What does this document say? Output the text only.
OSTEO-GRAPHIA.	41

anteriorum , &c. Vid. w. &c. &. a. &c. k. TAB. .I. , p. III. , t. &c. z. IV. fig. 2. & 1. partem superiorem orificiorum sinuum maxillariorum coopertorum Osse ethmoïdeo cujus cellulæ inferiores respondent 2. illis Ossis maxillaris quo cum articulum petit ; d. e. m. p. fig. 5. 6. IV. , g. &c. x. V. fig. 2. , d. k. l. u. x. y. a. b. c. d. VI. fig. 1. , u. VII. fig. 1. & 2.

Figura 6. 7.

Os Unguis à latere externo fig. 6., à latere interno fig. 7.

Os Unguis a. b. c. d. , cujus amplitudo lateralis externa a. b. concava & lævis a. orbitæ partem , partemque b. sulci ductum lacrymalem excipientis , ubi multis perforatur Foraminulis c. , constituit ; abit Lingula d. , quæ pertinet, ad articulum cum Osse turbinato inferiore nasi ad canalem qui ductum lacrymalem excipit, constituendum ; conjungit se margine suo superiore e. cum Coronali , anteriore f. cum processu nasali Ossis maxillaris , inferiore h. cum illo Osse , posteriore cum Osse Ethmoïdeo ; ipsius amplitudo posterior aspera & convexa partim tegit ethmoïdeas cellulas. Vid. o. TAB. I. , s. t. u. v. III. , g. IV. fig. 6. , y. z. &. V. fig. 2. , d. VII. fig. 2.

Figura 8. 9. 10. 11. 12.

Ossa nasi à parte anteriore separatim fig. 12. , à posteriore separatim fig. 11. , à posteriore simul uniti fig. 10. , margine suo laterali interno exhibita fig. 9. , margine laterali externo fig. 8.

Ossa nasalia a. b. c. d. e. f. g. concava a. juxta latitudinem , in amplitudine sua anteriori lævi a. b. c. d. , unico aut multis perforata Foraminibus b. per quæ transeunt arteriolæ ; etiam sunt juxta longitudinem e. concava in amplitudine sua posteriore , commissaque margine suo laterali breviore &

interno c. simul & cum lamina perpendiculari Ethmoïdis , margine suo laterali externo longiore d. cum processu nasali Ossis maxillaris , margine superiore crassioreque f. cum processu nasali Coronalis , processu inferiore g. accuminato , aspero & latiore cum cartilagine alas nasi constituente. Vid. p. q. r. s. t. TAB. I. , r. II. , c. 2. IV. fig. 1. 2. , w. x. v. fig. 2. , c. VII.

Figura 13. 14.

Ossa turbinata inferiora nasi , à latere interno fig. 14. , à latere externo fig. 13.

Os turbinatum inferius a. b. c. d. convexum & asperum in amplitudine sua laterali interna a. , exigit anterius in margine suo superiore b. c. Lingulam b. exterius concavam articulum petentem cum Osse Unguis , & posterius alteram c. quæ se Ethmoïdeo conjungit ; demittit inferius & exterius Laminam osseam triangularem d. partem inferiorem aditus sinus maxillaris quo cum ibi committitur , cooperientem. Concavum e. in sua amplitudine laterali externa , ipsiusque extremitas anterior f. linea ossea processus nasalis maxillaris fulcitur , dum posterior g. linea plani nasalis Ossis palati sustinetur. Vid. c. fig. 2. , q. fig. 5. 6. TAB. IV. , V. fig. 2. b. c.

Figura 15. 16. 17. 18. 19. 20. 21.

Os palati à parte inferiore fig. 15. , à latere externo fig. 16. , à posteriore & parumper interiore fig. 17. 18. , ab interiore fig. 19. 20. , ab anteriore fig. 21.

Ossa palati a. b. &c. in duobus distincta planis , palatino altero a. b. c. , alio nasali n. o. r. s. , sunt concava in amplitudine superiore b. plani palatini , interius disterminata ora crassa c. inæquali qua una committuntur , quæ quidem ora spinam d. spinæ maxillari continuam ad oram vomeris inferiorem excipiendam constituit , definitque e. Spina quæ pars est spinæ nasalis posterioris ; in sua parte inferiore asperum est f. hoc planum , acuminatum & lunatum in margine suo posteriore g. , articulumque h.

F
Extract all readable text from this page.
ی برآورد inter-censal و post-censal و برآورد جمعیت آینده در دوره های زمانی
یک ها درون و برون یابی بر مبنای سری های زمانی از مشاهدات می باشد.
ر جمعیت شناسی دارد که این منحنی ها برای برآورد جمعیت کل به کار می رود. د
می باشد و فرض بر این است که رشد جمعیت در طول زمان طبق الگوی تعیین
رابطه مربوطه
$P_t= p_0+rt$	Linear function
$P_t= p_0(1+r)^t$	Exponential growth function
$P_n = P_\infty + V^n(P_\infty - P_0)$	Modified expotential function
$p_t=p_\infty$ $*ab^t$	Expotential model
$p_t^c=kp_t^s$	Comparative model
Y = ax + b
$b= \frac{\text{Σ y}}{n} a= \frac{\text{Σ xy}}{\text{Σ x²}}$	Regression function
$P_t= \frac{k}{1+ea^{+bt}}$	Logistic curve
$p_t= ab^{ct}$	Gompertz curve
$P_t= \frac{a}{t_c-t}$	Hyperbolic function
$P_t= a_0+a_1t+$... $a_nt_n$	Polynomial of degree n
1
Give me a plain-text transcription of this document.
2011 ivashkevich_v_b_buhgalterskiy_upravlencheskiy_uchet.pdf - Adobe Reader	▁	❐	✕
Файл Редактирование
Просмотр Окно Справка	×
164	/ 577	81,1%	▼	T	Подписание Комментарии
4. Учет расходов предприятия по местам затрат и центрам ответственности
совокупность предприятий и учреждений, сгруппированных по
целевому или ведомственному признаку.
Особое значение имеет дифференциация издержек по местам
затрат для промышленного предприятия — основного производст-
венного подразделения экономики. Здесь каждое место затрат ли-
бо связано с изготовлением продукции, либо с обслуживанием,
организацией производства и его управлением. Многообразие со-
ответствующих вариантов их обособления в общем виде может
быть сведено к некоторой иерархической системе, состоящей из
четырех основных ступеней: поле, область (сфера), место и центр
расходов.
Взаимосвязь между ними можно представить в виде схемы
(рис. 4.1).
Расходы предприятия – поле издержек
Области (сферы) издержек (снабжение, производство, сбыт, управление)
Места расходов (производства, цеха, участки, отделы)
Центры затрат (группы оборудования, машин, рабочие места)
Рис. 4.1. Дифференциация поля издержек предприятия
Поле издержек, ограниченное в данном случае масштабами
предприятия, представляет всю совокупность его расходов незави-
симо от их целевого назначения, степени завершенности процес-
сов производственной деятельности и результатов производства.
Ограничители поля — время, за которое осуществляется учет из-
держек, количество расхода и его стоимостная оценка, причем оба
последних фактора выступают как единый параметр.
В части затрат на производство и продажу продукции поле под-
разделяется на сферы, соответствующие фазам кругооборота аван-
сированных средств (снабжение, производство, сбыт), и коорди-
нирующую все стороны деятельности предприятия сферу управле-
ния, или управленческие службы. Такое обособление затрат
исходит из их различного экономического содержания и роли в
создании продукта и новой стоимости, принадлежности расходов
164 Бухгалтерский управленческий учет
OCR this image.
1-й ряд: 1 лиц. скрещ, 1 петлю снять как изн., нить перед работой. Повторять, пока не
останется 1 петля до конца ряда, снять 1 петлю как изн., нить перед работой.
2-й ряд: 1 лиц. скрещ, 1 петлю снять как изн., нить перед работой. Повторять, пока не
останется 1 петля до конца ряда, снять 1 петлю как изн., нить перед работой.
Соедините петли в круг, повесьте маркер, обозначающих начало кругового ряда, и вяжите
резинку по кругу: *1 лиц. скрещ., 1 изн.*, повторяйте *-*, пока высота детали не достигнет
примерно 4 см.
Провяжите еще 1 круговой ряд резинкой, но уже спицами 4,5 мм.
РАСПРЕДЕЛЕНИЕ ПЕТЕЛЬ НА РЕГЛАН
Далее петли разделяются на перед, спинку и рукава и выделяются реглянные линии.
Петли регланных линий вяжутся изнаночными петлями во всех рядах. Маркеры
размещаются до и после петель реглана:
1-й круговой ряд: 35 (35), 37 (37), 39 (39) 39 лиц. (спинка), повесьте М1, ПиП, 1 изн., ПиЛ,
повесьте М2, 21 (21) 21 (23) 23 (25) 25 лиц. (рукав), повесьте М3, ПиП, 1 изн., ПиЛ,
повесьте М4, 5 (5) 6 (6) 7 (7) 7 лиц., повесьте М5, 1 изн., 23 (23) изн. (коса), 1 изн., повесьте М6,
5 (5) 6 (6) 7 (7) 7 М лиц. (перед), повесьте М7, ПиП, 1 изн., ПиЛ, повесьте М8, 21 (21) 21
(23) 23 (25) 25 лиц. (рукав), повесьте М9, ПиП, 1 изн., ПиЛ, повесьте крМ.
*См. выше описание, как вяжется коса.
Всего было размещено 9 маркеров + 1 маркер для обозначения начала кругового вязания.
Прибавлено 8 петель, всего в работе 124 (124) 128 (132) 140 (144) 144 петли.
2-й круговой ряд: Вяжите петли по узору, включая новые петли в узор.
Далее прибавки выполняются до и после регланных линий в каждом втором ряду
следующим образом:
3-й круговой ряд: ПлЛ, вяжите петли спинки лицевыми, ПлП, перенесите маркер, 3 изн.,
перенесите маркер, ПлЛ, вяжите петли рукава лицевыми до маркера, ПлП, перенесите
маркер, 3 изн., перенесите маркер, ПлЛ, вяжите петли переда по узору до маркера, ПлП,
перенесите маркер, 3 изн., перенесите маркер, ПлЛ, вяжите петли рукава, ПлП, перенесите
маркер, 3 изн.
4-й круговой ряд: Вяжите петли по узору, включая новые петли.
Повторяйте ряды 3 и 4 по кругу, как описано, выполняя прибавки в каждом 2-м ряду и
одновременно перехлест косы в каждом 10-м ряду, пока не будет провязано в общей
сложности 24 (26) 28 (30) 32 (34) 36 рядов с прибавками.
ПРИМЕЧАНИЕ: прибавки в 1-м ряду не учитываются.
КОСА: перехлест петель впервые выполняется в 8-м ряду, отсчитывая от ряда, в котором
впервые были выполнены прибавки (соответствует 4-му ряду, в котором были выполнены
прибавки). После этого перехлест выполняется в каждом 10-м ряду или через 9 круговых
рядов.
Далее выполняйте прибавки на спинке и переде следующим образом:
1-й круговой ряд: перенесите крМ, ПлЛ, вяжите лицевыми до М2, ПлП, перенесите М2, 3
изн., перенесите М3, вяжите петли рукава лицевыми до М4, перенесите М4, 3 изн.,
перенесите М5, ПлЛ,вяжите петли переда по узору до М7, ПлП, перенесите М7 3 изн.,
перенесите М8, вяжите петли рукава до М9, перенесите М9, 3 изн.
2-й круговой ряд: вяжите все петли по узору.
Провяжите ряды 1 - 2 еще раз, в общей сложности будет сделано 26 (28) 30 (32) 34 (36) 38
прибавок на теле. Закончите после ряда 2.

▸ **What the task requires**
Reproduce each line of the entries in which the word "образом" is found.

▸ **Result of this exercise**
следующим образом:
Далее выполняйте прибавки на спинке и переде следующим образом:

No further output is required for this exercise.